▶ **PROBLEM DETAILS**: Locate each line in the records containing "castellano". Copy it.

▶ **DATA SUPPLIED**:
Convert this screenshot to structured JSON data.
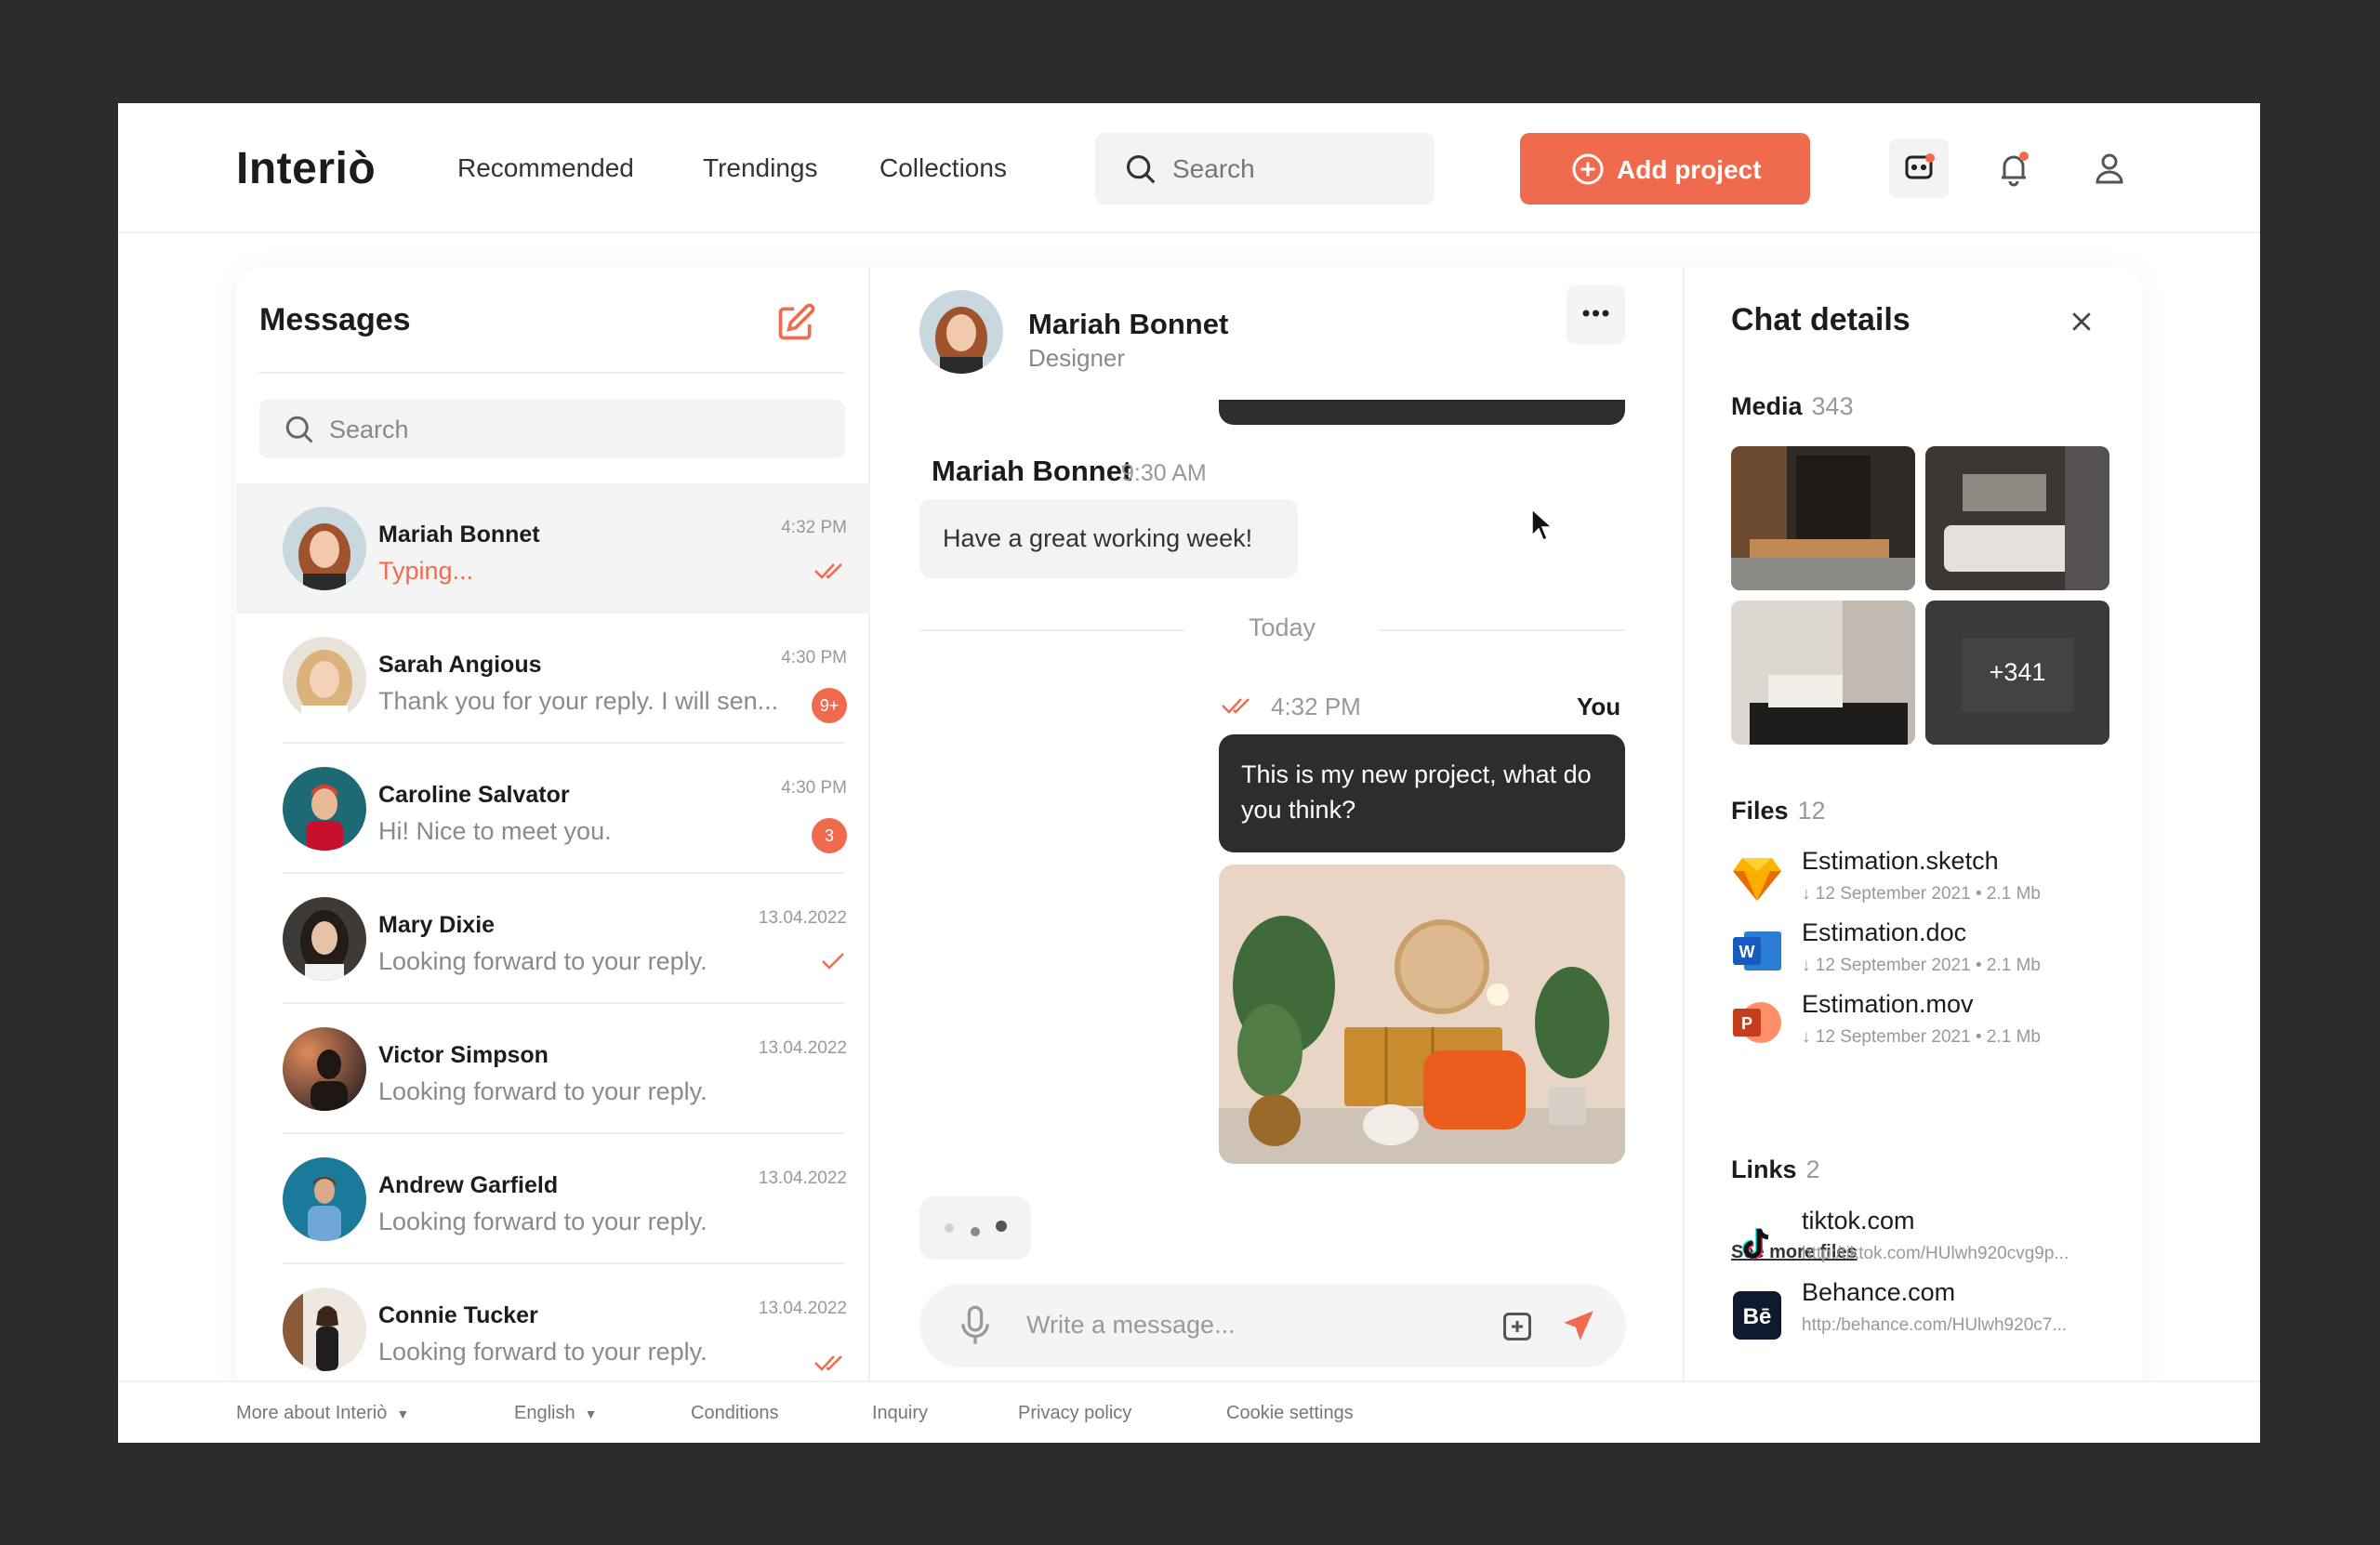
{
  "brand": "Interiò",
  "nav": {
    "links": [
      "Recommended",
      "Trendings",
      "Collections"
    ],
    "search_placeholder": "Search",
    "add_project": "Add project"
  },
  "colors": {
    "accent": "#f06b4e",
    "dark_bubble": "#2d2d2f",
    "muted": "#999999"
  },
  "messages": {
    "title": "Messages",
    "search_placeholder": "Search",
    "conversations": [
      {
        "name": "Mariah Bonnet",
        "preview": "Typing...",
        "time": "4:32 PM",
        "status": "double-tick",
        "active": true,
        "typing": true
      },
      {
        "name": "Sarah Angious",
        "preview": "Thank you for your reply. I will sen...",
        "time": "4:30 PM",
        "badge": "9+"
      },
      {
        "name": "Caroline Salvator",
        "preview": "Hi! Nice to meet you.",
        "time": "4:30 PM",
        "badge": "3"
      },
      {
        "name": "Mary Dixie",
        "preview": "Looking forward to your reply.",
        "time": "13.04.2022",
        "status": "tick"
      },
      {
        "name": "Victor Simpson",
        "preview": "Looking forward to your reply.",
        "time": "13.04.2022"
      },
      {
        "name": "Andrew Garfield",
        "preview": "Looking forward to your reply.",
        "time": "13.04.2022"
      },
      {
        "name": "Connie Tucker",
        "preview": "Looking forward to your reply.",
        "time": "13.04.2022",
        "status": "double-tick"
      }
    ]
  },
  "chat": {
    "contact_name": "Mariah Bonnet",
    "contact_role": "Designer",
    "incoming_sender": "Mariah Bonnet",
    "incoming_time": "9:30 AM",
    "incoming_text": "Have a great working week!",
    "divider_label": "Today",
    "outgoing_time": "4:32 PM",
    "outgoing_sender": "You",
    "outgoing_text": "This is my new project, what do you think?",
    "composer_placeholder": "Write a message..."
  },
  "details": {
    "title": "Chat details",
    "media_label": "Media",
    "media_count": "343",
    "media_more": "+341",
    "files_label": "Files",
    "files_count": "12",
    "files": [
      {
        "name": "Estimation.sketch",
        "meta": "12 September 2021 • 2.1 Mb",
        "icon": "sketch-icon"
      },
      {
        "name": "Estimation.doc",
        "meta": "12 September 2021 • 2.1 Mb",
        "icon": "word-icon"
      },
      {
        "name": "Estimation.mov",
        "meta": "12 September 2021 • 2.1 Mb",
        "icon": "powerpoint-icon"
      }
    ],
    "see_more": "See more files",
    "links_label": "Links",
    "links_count": "2",
    "links": [
      {
        "name": "tiktok.com",
        "url": "http:/tiktok.com/HUlwh920cvg9p...",
        "icon": "tiktok-icon"
      },
      {
        "name": "Behance.com",
        "url": "http:/behance.com/HUlwh920c7...",
        "icon": "behance-icon"
      }
    ]
  },
  "footer": {
    "items": [
      "More about Interiò",
      "English",
      "Conditions",
      "Inquiry",
      "Privacy policy",
      "Cookie settings"
    ]
  }
}
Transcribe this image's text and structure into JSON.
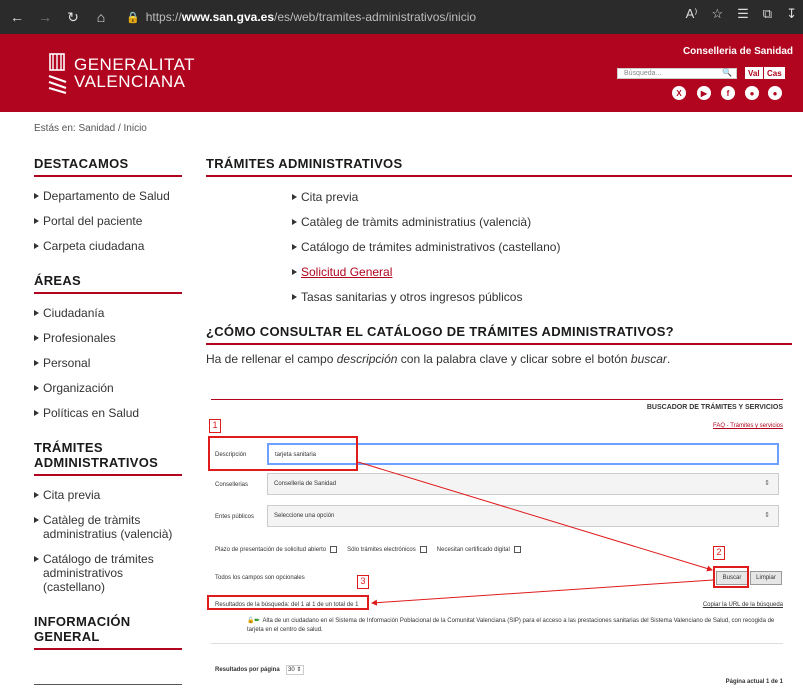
{
  "browser": {
    "url_prefix": "https://",
    "url_domain": "www.san.gva.es",
    "url_path": "/es/web/tramites-administrativos/inicio",
    "read_aloud": "A⁾"
  },
  "header": {
    "brand_line1": "GENERALITAT",
    "brand_line2": "VALENCIANA",
    "conselleria": "Conselleria de Sanidad",
    "search_placeholder": "Búsqueda...",
    "lang_val": "Val",
    "lang_cas": "Cas",
    "social": [
      "X",
      "▶",
      "f",
      "●",
      "●"
    ]
  },
  "breadcrumb": "Estás en: Sanidad  /  Inicio",
  "sidebar": {
    "destacamos": "DESTACAMOS",
    "destacamos_items": [
      "Departamento de Salud",
      "Portal del paciente",
      "Carpeta ciudadana"
    ],
    "areas": "ÁREAS",
    "areas_items": [
      "Ciudadanía",
      "Profesionales",
      "Personal",
      "Organización",
      "Políticas en Salud"
    ],
    "tramites": "TRÁMITES ADMINISTRATIVOS",
    "tramites_items": [
      "Cita previa",
      "Catàleg de tràmits administratius (valencià)",
      "Catálogo de trámites administrativos (castellano)"
    ],
    "informacion": "INFORMACIÓN GENERAL"
  },
  "main": {
    "title": "TRÁMITES ADMINISTRATIVOS",
    "items": [
      "Cita previa",
      "Catàleg de tràmits administratius (valencià)",
      "Catálogo de trámites administrativos (castellano)",
      "Solicitud General",
      "Tasas sanitarias y otros ingresos públicos"
    ],
    "how_title": "¿CÓMO CONSULTAR EL CATÁLOGO DE TRÁMITES ADMINISTRATIVOS?",
    "how_text_1": "Ha de rellenar el campo ",
    "how_text_em1": "descripción",
    "how_text_2": " con la palabra clave y clicar sobre el botón ",
    "how_text_em2": "buscar",
    "how_text_3": "."
  },
  "buscador": {
    "title": "BUSCADOR DE TRÁMITES Y SERVICIOS",
    "faq": "FAQ - Trámites y servicios",
    "descripcion_label": "Descripción",
    "descripcion_value": "tarjeta sanitaria",
    "consellerias_label": "Consellerias",
    "consellerias_value": "Conselleria de Sanidad",
    "entes_label": "Entes públicos",
    "entes_value": "Seleccione una opción",
    "chk1": "Plazo de presentación de solicitud abierto",
    "chk2": "Sólo trámites electrónicos",
    "chk3": "Necesitan certificado digital",
    "optional": "Todos los campos son opcionales",
    "buscar": "Buscar",
    "limpiar": "Limpiar",
    "results": "Resultados de la búsqueda: del 1 al 1 de un total de 1",
    "copy_url": "Copiar la URL de la búsqueda",
    "alta": "Alta de un ciudadano en el Sistema de Información Poblacional de la Comunitat Valenciana (SIP) para el acceso a las prestaciones sanitarias del Sistema Valenciano de Salud, con recogida de tarjeta en el centro de salud.",
    "per_page_label": "Resultados por página",
    "per_page_value": "30 ⇕",
    "page": "Página actual 1 de 1"
  },
  "annotations": {
    "n1": "1",
    "n2": "2",
    "n3": "3",
    "color": "#e01b1b"
  },
  "colors": {
    "brand": "#b1041f",
    "browser_bar": "#2b2b2b"
  }
}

▶ **TASK SOLUTION**:
      "Catálogo de trámites administrativos (castellano)"
      "Catálogo de trámites administrativos (castellano)",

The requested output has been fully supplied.